▶ [Tasks for this exercise]
1: In the ITK kd-tree status update, which two statistics algorithms had bugs identified and fixed?
2: Continue the ITK kd-tree status update from its last sentence.
— START Article —
[Insight-users] Kd-tree implementation in ITK is buggy and unreliable

Luis Ibanez luis.ibanez at kitware.com
Mon Apr 28 08:21:49 EDT 2008



Hi Ali,


A quick update on the status of this problem:


Bugs were identified and fixed at the level of the
StatisticsAlgorithms:

    * Partition
    * QuickSelect

http://www.itk.org/cgi-bin/viewcvs.cgi/Code/Numerics/Statistics/itkStatisticsAlgorithm.txx?root=Insight&r1=1.19&r2=1.21&sortby=date 

http://www.itk.org/cgi-bin/viewcvs.cgi/Code/Numerics/Statistics/itkKdTreeGenerator.txx?root=Insight&r1=1.14&r2=1.18&sortby=date

Explicit tests were added for

    * QuickSelect
    * KdTree
    * KdTreeGenerator

(about 12 new tests).

These new tests are passing.


There are still side effects in the following (now failing) tests

   * BayesianClassifierInitializeTest
   * itkSampleMeanSjhiftClusteringFilterTest
   * RBFTest1
   * ScalarImageKmeansClassifierTest

They are currently timing-out, (probably due to infinite-loops)
— END Article —
— START Extracted entries —
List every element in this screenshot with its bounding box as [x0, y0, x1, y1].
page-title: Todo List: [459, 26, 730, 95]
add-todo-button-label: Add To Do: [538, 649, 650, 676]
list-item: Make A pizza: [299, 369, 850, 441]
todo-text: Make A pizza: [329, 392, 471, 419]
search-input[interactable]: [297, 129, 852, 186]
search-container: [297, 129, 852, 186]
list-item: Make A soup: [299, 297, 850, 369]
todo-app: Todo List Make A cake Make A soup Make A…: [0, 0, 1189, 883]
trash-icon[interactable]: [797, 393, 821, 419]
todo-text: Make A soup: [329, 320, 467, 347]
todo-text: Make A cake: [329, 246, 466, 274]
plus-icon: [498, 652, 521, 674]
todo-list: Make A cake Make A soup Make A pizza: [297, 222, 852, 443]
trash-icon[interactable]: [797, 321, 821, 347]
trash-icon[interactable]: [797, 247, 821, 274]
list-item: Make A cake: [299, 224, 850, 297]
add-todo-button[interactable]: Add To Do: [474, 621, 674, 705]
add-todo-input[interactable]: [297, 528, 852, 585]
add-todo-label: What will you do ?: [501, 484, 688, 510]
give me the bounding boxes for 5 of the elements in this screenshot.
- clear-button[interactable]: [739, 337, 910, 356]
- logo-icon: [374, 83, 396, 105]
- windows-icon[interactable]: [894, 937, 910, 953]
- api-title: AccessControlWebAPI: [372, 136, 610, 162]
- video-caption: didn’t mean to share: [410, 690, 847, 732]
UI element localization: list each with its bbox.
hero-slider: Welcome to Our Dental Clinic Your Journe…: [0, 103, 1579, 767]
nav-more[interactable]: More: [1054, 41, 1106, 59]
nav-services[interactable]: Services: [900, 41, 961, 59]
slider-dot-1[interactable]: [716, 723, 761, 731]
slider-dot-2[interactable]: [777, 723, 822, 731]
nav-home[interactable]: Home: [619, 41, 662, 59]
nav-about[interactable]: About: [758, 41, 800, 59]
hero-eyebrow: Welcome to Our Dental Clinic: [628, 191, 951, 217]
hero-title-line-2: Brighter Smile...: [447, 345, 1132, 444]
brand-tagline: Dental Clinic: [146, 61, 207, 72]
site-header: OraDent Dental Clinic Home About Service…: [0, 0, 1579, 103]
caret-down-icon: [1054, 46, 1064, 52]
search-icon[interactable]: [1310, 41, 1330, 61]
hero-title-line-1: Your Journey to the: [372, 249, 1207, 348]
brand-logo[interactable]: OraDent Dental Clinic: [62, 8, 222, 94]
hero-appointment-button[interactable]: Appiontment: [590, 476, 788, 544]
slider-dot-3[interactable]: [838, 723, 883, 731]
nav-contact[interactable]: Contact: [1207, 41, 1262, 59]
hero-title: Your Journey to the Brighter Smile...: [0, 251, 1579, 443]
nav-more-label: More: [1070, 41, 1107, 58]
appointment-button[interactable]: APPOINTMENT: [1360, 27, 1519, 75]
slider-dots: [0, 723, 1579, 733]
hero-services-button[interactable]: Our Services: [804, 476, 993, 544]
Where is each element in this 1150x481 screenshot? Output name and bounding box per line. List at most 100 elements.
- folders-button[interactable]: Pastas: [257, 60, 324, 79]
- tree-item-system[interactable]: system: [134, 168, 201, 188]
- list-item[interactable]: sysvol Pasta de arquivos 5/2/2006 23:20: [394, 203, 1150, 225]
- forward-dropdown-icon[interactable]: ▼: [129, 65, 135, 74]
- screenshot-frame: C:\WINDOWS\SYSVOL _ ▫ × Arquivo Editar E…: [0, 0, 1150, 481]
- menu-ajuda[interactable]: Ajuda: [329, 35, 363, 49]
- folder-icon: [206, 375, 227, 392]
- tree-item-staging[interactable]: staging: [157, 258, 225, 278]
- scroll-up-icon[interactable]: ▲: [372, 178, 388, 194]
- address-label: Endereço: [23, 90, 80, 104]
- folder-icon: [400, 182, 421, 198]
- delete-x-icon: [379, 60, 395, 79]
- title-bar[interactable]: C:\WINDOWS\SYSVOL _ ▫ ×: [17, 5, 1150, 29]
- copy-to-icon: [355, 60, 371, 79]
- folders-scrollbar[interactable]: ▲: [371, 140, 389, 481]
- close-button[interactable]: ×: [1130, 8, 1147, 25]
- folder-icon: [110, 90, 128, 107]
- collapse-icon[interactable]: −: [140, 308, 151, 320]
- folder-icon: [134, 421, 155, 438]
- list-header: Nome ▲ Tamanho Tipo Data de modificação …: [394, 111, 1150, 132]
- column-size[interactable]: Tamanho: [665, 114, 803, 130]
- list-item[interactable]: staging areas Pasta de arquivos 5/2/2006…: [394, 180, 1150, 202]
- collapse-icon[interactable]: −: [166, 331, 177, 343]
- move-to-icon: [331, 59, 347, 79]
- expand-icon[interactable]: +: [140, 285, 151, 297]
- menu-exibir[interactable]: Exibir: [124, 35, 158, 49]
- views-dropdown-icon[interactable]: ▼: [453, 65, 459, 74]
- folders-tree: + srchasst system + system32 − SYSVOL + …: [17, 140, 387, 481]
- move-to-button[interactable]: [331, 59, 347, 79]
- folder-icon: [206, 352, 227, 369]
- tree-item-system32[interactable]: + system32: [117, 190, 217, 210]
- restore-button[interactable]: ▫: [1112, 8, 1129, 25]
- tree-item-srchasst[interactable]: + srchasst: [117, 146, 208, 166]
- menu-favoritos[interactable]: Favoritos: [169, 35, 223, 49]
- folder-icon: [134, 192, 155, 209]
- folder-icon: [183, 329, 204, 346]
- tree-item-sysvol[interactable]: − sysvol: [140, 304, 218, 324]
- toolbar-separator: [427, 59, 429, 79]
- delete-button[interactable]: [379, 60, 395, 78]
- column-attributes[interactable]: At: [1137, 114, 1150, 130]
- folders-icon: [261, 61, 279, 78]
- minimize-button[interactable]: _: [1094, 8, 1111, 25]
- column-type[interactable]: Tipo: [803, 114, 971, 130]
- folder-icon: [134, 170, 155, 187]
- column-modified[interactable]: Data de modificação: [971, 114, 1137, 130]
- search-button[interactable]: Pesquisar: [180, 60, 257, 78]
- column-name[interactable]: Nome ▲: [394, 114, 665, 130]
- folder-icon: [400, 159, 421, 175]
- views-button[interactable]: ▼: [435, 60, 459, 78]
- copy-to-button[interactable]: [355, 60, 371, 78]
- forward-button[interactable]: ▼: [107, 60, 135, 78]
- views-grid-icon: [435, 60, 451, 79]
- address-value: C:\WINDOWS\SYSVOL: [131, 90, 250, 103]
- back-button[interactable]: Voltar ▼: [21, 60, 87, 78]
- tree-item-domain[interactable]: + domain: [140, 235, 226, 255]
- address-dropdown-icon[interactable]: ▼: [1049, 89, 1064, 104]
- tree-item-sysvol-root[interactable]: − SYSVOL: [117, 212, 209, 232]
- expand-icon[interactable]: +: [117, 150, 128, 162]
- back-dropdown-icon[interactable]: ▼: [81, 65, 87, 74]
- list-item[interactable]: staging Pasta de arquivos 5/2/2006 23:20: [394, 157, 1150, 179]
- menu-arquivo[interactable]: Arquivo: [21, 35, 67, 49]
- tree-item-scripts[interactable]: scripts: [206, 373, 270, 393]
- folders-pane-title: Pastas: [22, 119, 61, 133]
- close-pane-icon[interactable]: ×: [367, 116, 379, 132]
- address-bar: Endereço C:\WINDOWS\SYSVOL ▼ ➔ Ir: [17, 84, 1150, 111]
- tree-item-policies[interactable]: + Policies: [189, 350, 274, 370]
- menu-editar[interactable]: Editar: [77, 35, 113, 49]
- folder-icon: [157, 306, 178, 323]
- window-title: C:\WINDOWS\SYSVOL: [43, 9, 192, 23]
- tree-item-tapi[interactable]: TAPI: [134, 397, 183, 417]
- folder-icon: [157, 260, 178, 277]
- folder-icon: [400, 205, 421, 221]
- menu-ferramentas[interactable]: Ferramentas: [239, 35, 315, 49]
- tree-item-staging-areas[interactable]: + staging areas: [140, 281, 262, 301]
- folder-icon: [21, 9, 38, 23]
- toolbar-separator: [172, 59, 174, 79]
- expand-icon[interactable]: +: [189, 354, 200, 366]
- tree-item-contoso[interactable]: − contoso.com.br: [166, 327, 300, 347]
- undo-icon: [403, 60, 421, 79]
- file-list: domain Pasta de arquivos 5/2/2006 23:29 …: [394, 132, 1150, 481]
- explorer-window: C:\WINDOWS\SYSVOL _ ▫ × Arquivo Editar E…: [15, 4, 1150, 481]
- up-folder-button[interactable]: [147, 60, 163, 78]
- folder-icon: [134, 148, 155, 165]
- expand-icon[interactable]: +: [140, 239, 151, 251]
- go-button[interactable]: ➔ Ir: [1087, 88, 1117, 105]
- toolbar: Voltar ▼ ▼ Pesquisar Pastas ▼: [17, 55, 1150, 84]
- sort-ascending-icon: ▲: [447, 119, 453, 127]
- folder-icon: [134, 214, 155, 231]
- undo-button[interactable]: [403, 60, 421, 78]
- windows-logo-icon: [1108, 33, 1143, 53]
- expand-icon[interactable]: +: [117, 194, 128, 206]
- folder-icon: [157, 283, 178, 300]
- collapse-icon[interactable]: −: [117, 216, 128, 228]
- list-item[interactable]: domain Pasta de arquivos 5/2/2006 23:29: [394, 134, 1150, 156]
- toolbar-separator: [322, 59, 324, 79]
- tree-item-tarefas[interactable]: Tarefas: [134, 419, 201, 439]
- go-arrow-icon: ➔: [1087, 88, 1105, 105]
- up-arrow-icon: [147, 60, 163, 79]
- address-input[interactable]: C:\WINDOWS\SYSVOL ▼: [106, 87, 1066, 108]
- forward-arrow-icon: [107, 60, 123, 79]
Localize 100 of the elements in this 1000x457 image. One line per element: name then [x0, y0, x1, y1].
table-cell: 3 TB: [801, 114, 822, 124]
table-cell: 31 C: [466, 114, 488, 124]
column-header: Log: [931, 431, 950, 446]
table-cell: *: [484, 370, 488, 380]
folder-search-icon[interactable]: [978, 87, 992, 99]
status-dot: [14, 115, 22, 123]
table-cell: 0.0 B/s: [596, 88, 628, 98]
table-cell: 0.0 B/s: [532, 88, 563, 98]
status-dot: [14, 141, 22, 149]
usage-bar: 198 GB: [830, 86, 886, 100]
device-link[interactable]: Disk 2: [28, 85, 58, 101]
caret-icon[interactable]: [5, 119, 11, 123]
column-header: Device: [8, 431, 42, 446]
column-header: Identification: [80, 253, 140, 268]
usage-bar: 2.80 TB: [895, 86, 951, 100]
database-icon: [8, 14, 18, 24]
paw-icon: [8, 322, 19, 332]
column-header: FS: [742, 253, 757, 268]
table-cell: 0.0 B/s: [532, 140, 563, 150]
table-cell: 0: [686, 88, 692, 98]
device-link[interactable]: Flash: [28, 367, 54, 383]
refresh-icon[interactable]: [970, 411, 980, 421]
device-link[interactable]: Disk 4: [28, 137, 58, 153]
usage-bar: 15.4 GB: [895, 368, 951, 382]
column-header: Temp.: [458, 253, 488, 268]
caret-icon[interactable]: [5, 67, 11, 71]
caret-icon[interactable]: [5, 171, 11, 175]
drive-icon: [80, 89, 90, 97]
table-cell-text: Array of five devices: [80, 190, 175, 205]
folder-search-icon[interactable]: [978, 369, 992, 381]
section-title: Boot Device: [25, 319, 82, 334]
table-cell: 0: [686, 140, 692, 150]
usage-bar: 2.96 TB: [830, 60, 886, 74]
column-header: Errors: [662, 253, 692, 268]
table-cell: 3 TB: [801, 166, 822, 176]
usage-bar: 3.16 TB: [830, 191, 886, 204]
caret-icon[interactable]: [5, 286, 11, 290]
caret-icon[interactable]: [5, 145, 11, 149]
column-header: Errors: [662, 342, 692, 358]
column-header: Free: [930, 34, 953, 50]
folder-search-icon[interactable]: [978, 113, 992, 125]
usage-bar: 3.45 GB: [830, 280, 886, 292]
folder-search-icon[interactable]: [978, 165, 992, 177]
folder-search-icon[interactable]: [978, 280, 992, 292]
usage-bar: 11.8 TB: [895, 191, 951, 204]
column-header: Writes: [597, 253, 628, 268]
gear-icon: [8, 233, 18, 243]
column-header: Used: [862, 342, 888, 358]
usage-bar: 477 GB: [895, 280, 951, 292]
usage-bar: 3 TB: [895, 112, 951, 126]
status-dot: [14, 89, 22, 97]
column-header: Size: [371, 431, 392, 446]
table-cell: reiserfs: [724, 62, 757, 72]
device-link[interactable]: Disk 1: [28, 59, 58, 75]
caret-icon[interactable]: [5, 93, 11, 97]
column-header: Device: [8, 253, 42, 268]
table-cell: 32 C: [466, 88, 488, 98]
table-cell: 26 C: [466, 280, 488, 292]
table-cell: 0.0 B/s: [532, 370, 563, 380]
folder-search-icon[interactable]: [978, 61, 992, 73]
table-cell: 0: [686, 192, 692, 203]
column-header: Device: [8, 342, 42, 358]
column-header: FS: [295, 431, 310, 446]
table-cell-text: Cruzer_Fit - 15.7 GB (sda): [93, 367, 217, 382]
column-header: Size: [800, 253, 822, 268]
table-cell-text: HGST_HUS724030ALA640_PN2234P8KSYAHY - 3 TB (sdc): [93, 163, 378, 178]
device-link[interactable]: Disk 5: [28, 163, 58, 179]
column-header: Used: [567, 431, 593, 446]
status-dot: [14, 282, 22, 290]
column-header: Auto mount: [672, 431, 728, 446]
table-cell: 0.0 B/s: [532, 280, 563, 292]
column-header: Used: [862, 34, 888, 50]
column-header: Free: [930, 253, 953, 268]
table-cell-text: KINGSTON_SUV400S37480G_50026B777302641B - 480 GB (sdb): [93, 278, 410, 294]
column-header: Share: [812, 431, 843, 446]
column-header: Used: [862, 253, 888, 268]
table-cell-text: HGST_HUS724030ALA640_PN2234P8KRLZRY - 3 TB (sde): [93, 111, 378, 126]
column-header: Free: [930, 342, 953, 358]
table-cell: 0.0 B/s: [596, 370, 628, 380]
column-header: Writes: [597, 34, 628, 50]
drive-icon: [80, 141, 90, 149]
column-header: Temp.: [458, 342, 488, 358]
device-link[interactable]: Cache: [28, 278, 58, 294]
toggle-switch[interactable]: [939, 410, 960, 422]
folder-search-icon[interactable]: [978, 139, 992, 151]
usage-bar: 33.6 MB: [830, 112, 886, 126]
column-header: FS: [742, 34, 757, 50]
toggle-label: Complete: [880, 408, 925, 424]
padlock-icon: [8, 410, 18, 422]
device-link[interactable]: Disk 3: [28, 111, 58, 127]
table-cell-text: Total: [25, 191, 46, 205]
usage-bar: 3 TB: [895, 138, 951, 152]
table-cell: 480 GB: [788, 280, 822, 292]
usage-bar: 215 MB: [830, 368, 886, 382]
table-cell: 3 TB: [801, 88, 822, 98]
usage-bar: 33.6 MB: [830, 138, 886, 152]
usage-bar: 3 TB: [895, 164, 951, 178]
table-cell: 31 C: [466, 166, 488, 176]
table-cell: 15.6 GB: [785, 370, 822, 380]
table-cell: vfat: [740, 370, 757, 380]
— END Extracted entries —
▶ [Responses to the exercise]
1: Partition and QuickSelect.

2:
We suspect that they are related to the WeightedCentroidKdTreeGenerator
(but that is only  early speculation).


We are now tracking those issues...



      Luis



--------------------
Luis Ibanez wrote:
> 
> Hi Bill,
> 
> Yeap, the problem was in the combination of QuickSelect and Partition.
> 
> Both of them are defined in
> 
>    Insight/Code/Numerics/Statistics/itkStatisticsAlgorithms.txx
> 
> Sorting the list before QuickSelect would only work when the measurement
> vector has a single dimension. Otherwise, a single sort can not possibly
> organize the list in all dimensions. We could call sort just before
> Partition, to sort the activeDimension, but this is an overkill, since
> Partition is indeed intended for parforming a partial sorting.
> 
> 
> I have replaced both the QuickSelect and Partition functions with
> implementations based on the description of the Partition and
> QuickSelect algorithms in the Wikipedia:
> 
>      http://en.wikipedia.org/wiki/Quickselect
> 
> This works fine for KdTreeTest1 and KdTreeTest2.
> 
> 
> However, the test for the StatisticsAlgorithms itself fails (timesout)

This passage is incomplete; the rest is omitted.